**Stated exercise 1**
Using the Windows node pool usage notes, list the resources that a newly added Windows node reserves at startup.
**Stated exercise 2**
Please answer these questions from the Windows node pool usage notes:
(a) Which network plug-in does a Windows node pool support?
(b) How many nodes can a cluster contain by default?
(c) What ECS instance specifications must be exceeded to deploy a Windows node pool?
**Stated exercise 3**
In the Windows node pool usage notes, why does a newly added Windows node reserve resources when it starts?

**Selected extract**
• • • • • • •

Container Service for Kubernetes (ACK) allows you to use a node pool to manage multiple nodes in a cluster as a group. For example, you can centrally manage the labels and taints of the nodes in a node pool. This topic describes how to create a node pool that consists of Windows nodes in the ACK console.

Prerequisites

Usage notes

  • A Windows node pool supports only the Flannel network plug-in and does not support Terway.

  • By default, a cluster can contain at most 100 nodes. To increase the quota,Submit a ticket.
  • When you add an existing Elastic Compute Service (ECS) instance to a node pool, make sure that the ECS instance is associated with an elastic IP address (EIP) or a NAT gateway is configured for the virtual private cloud (VPC) where the ECS instance is deployed. In addition, make sure that the ECS instance can access the Internet. Otherwise, you cannot add the ECS instance to the node pool.

  • Windows node pools support Windows Server 2019, Windows Server Core, versions 1909 and 2004.
    Note You can select Windows Server 2019 and Windows Server Core, version 2004 in the ACK console. If you want to use Windows Server Core, version 1909, select the latest image ID based on the release notes for ECS public images to create a node pool. For more information, see Release notes.
  • The specifications of ECS instances used to deploy a Windows node pool must be higher than 4 vCPUs and 8 GB of memory.
    • If the memory usage of Windows containers exceeds the limit, the Out of Memory (OOM) Killer is not executed. Starting from May 2021, when a newly added Windows node in an ACK cluster that uses Kubernetes 1.16 or later is started, the node reserves the following resources: 1.5 vCPUs, 2.5 GB RAM, and 3 GB of disk space. These resources are reserved to ensure that the Windows operating system, kubelet, and container runtime can run as normal.

• • • • • • •

[Item position entries]
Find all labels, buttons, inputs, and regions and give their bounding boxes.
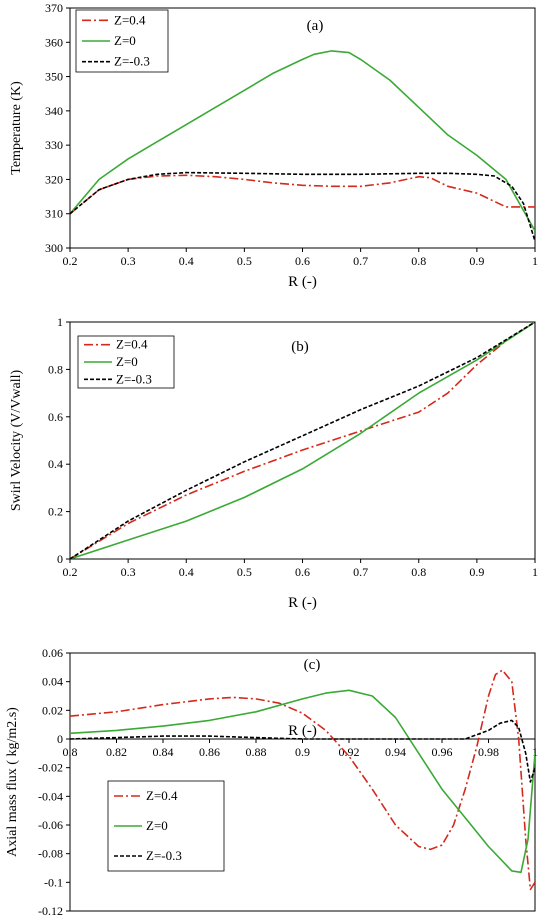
y-tick-label: 360 bbox=[45, 35, 63, 49]
series-line-2 bbox=[70, 322, 535, 559]
x-tick-label: 0.84 bbox=[153, 745, 174, 759]
x-tick-label: 0.8 bbox=[411, 254, 426, 268]
x-axis-label: R (-) bbox=[288, 274, 317, 290]
x-tick-label: 0.4 bbox=[179, 565, 194, 579]
x-tick-label: 0.5 bbox=[237, 565, 252, 579]
y-tick-label: 370 bbox=[45, 1, 63, 15]
y-tick-label: 340 bbox=[45, 104, 63, 118]
panel-label: (c) bbox=[304, 657, 321, 673]
plot-frame bbox=[69, 652, 536, 912]
legend-entry: Z=0 bbox=[116, 354, 138, 369]
series-line-2 bbox=[70, 50, 535, 232]
y-tick-label: 0.02 bbox=[42, 703, 63, 717]
y-tick-label: 0 bbox=[57, 552, 63, 566]
x-tick-label: 1 bbox=[532, 254, 538, 268]
panel-label: (a) bbox=[307, 18, 324, 34]
legend-entry: Z=-0.3 bbox=[116, 371, 152, 386]
y-tick-label: -0.1 bbox=[44, 875, 63, 889]
y-tick-label: 300 bbox=[45, 241, 63, 255]
x-tick-label: 0.6 bbox=[295, 254, 310, 268]
chart-panel-1: 300 310 320 330 340 350 360 370 0.2 0.3 0.4 0.5 0.6 0… bbox=[9, 1, 538, 290]
y-axis-label: Swirl Velocity (V/Vwall) bbox=[9, 370, 24, 512]
y-tick-label: 0.8 bbox=[48, 362, 63, 376]
x-tick-label: 0.8 bbox=[411, 565, 426, 579]
x-tick-label: 0.4 bbox=[179, 254, 194, 268]
x-tick-label: 0.86 bbox=[199, 745, 220, 759]
x-tick-label: 0.5 bbox=[237, 254, 252, 268]
legend-entry: Z=0.4 bbox=[146, 788, 178, 803]
x-tick-label: 0.94 bbox=[385, 745, 406, 759]
x-axis-label: R (-) bbox=[288, 595, 317, 611]
chart-panel-2: 00.20.40.60.810.2 0.3 0.4 0.5 0.6 0.7 0.8 0.9 1R… bbox=[9, 315, 538, 611]
y-tick-label: 0 bbox=[57, 732, 63, 746]
x-tick-label: 0.2 bbox=[63, 565, 78, 579]
legend-entry: Z=0 bbox=[146, 818, 168, 833]
x-tick-label: 0.9 bbox=[469, 254, 484, 268]
legend-entry: Z=0.4 bbox=[116, 337, 148, 352]
x-tick-label: 1 bbox=[532, 745, 538, 759]
panel-label: (b) bbox=[291, 339, 309, 355]
x-tick-label: 0.8 bbox=[63, 745, 78, 759]
series-line-1 bbox=[70, 174, 535, 215]
y-tick-label: -0.06 bbox=[38, 818, 63, 832]
y-tick-label: -0.04 bbox=[38, 789, 63, 803]
x-axis-label: R (-) bbox=[288, 723, 317, 739]
x-tick-label: 0.6 bbox=[295, 565, 310, 579]
y-tick-label: 0.6 bbox=[48, 410, 63, 424]
series-line-3 bbox=[70, 171, 535, 242]
x-tick-label: 0.9 bbox=[469, 565, 484, 579]
series-line-3 bbox=[70, 322, 535, 559]
chart-panel-3: -0.12 -0.1 -0.08 -0.06 -0.04 -0.02 0 0.02 0.04 0.… bbox=[5, 646, 538, 918]
y-axis-label: Temperature (K) bbox=[9, 81, 24, 175]
x-tick-label: 0.96 bbox=[432, 745, 453, 759]
series-line-3 bbox=[70, 719, 535, 783]
y-tick-label: 1 bbox=[57, 315, 63, 329]
y-tick-label: -0.12 bbox=[38, 904, 63, 918]
legend-entry: Z=0.4 bbox=[114, 12, 146, 27]
y-tick-label: 310 bbox=[45, 207, 63, 221]
y-tick-label: 320 bbox=[45, 172, 63, 186]
series-line-1 bbox=[70, 669, 535, 891]
legend: Z=0.4 Z=0 Z=-0.3 bbox=[107, 780, 225, 872]
x-tick-label: 1 bbox=[532, 565, 538, 579]
series-line-1 bbox=[70, 322, 535, 559]
y-tick-label: -0.02 bbox=[38, 761, 63, 775]
y-axis-label: Axial mass flux ( kg/m2.s) bbox=[5, 707, 20, 857]
y-tick-label: 330 bbox=[45, 138, 63, 152]
legend: Z=0.4 Z=0 Z=-0.3 bbox=[77, 335, 175, 389]
x-tick-label: 0.88 bbox=[246, 745, 267, 759]
legend: Z=0.4 Z=0 Z=-0.3 bbox=[75, 9, 169, 73]
x-tick-label: 0.82 bbox=[106, 745, 127, 759]
x-tick-label: 0.3 bbox=[121, 565, 136, 579]
y-tick-label: 0.06 bbox=[42, 646, 63, 660]
x-tick-label: 0.7 bbox=[353, 254, 368, 268]
y-tick-label: 0.4 bbox=[48, 457, 63, 471]
x-tick-label: 0.2 bbox=[63, 254, 78, 268]
y-tick-label: -0.08 bbox=[38, 847, 63, 861]
y-tick-label: 0.2 bbox=[48, 505, 63, 519]
y-tick-label: 350 bbox=[45, 70, 63, 84]
legend-entry: Z=0 bbox=[114, 33, 136, 48]
series-line-2 bbox=[70, 689, 535, 874]
x-tick-label: 0.7 bbox=[353, 565, 368, 579]
x-tick-label: 0.98 bbox=[478, 745, 499, 759]
x-tick-label: 0.92 bbox=[339, 745, 360, 759]
x-tick-label: 0.9 bbox=[295, 745, 310, 759]
legend-entry: Z=-0.3 bbox=[114, 54, 150, 69]
x-tick-label: 0.3 bbox=[121, 254, 136, 268]
legend-entry: Z=-0.3 bbox=[146, 848, 182, 863]
y-tick-label: 0.04 bbox=[42, 675, 63, 689]
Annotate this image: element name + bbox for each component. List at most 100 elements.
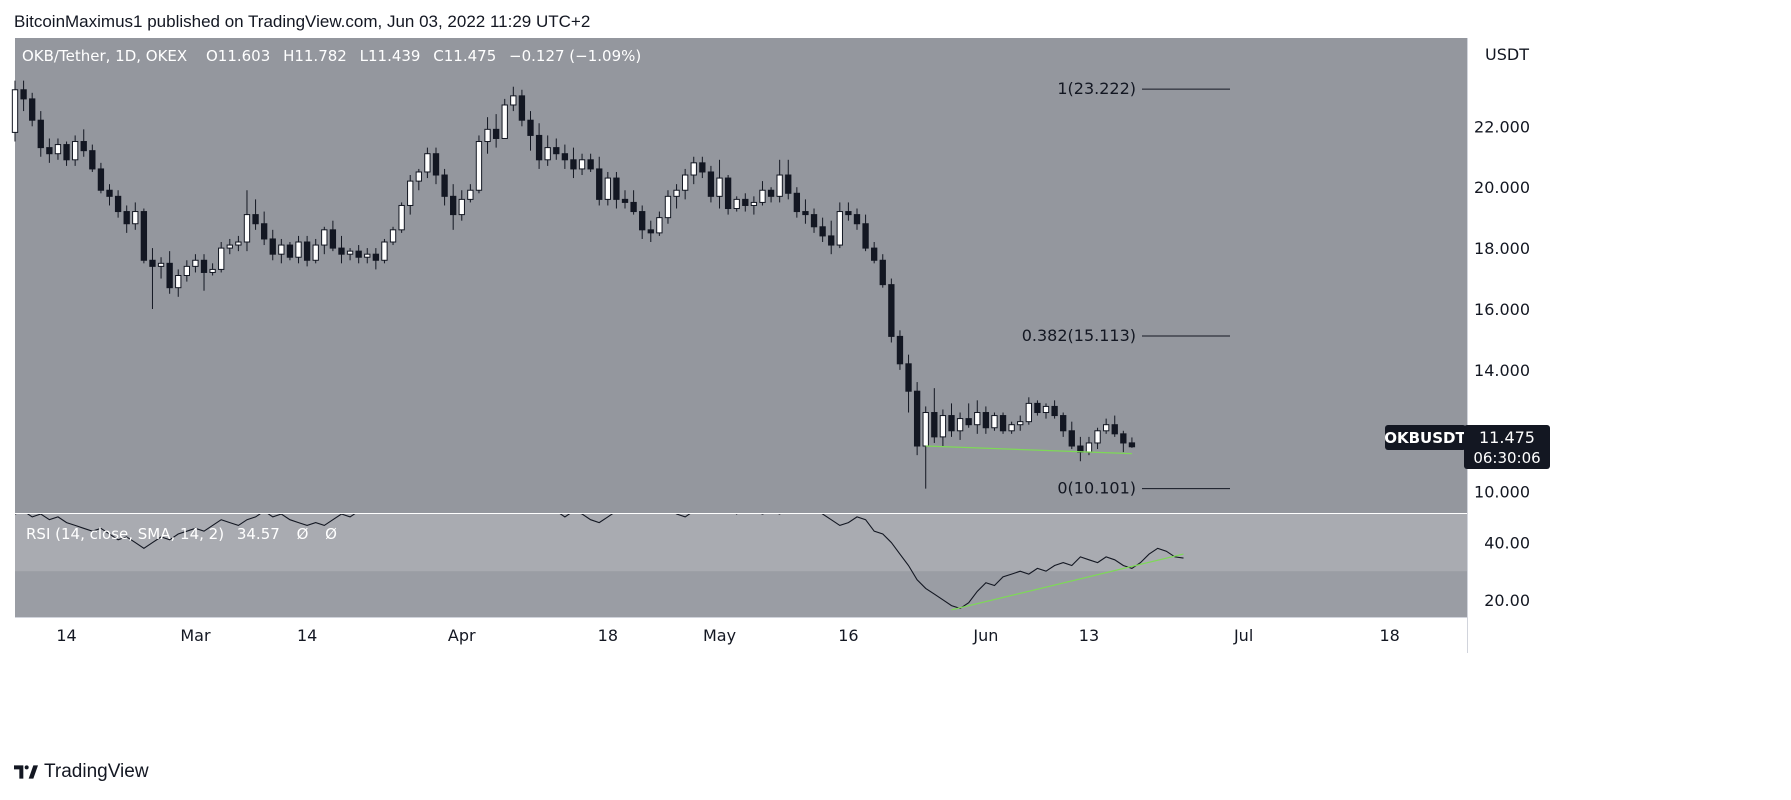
fib-label: 0.382(15.113)	[1022, 326, 1136, 345]
ohlc-open-key: O	[206, 47, 218, 65]
rsi-legend: RSI (14, close, SMA, 14, 2) 34.57 Ø Ø	[26, 525, 337, 543]
fib-label: 1(23.222)	[1057, 79, 1136, 98]
candle	[604, 171, 611, 206]
candle	[209, 263, 216, 276]
candle-body	[407, 180, 414, 206]
candle-body	[71, 141, 79, 161]
rsi-trendline	[951, 553, 1184, 611]
candle-body	[759, 189, 766, 203]
candle-body	[913, 390, 921, 447]
time-tick-label: May	[703, 626, 736, 645]
candle	[750, 196, 758, 215]
candle	[913, 382, 921, 456]
rsi-null-marker-1: Ø	[297, 525, 309, 543]
candle-body	[681, 174, 689, 191]
candle	[664, 190, 672, 224]
candle	[1008, 421, 1015, 434]
candle	[956, 412, 964, 440]
candle	[278, 238, 285, 264]
candle	[1128, 437, 1136, 448]
candle	[544, 135, 551, 166]
candle-body	[209, 268, 216, 273]
candle	[295, 235, 302, 264]
candle-body	[785, 174, 792, 194]
candle-body	[157, 262, 165, 267]
candle-body	[570, 159, 577, 170]
time-tick-label: 14	[56, 626, 76, 645]
time-axis[interactable]: 14 Mar 14 Apr 18 May 16 Jun 13 Jul 18	[56, 626, 1399, 645]
candle-body	[11, 89, 19, 133]
candle	[235, 235, 242, 252]
candle-body	[896, 335, 904, 365]
fib-label: 0(10.101)	[1057, 479, 1136, 498]
candle	[303, 235, 311, 267]
candle-body	[149, 259, 156, 267]
candle-body	[346, 250, 354, 255]
candle-body	[424, 153, 431, 173]
last-price-label: OKBUSDT 11.475 06:30:06	[1384, 425, 1550, 469]
candle-body	[1102, 424, 1110, 432]
candle-body	[329, 229, 337, 249]
candle-body	[639, 211, 646, 231]
candle	[776, 159, 783, 203]
candle-body	[931, 412, 938, 438]
candle-body	[398, 204, 405, 231]
candle	[974, 400, 981, 434]
candle	[80, 129, 87, 157]
candle-body	[965, 418, 972, 426]
time-tick-label: Mar	[180, 626, 211, 645]
candle-body	[596, 168, 603, 200]
footer-brand[interactable]: TradingView	[14, 761, 149, 783]
candle-body	[716, 177, 723, 197]
candle-body	[235, 241, 242, 246]
candle-body	[432, 153, 440, 176]
candle	[364, 248, 371, 264]
candle	[819, 217, 826, 243]
candle-body	[381, 241, 388, 261]
candle-body	[939, 415, 947, 438]
candle-body	[510, 95, 517, 106]
candle-body	[819, 226, 826, 237]
candle-body	[492, 128, 500, 139]
rsi-axis[interactable]: 40.00 20.00	[1484, 534, 1530, 610]
candle	[140, 208, 148, 264]
candles-group	[11, 80, 1136, 489]
candle	[810, 208, 818, 233]
candle-body	[123, 211, 130, 225]
candle-body	[956, 418, 964, 432]
candle-body	[1060, 415, 1067, 432]
candle-body	[166, 262, 173, 289]
price-tick-label: 16.000	[1474, 300, 1530, 319]
rsi-tick-label: 20.00	[1484, 591, 1530, 610]
candle-body	[475, 141, 483, 191]
candle	[888, 278, 895, 343]
candle	[982, 406, 990, 434]
candle	[1042, 403, 1050, 419]
candle	[828, 220, 835, 255]
candle-body	[183, 265, 190, 277]
candle	[389, 226, 397, 246]
candle-body	[260, 223, 268, 240]
candle-body	[54, 144, 62, 155]
candle	[939, 409, 947, 447]
candle-body	[286, 244, 294, 258]
price-pane[interactable]	[15, 38, 1467, 513]
candle	[312, 238, 319, 264]
candle	[89, 144, 96, 172]
candle-body	[372, 253, 380, 261]
candle	[724, 175, 732, 215]
candle-body	[518, 95, 526, 121]
candle-body	[535, 134, 543, 161]
last-price-countdown: 06:30:06	[1473, 449, 1540, 467]
candle-body	[776, 174, 783, 197]
time-tick-label: Jul	[1233, 626, 1253, 645]
price-tick-label: 22.000	[1474, 117, 1530, 136]
candle	[346, 248, 354, 261]
candle	[681, 168, 689, 200]
last-price-symbol: OKBUSDT	[1384, 429, 1466, 447]
candle-body	[1034, 402, 1041, 414]
price-tick-label: 14.000	[1474, 361, 1530, 380]
rsi-line	[15, 514, 1184, 610]
candle-body	[845, 211, 852, 216]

• • • • • • •

**Full response 1**
- 1.5 vCPUs
- 2.5 GB RAM
- 3 GB of disk space

**Full response 2**
(a) Flannel.
(b) At most 100 nodes.
(c) 4 vCPUs and 8 GB of memory.

**Full response 3**
The node reserves the resources so that the Windows operating system, kubelet, and container runtime can run as normal.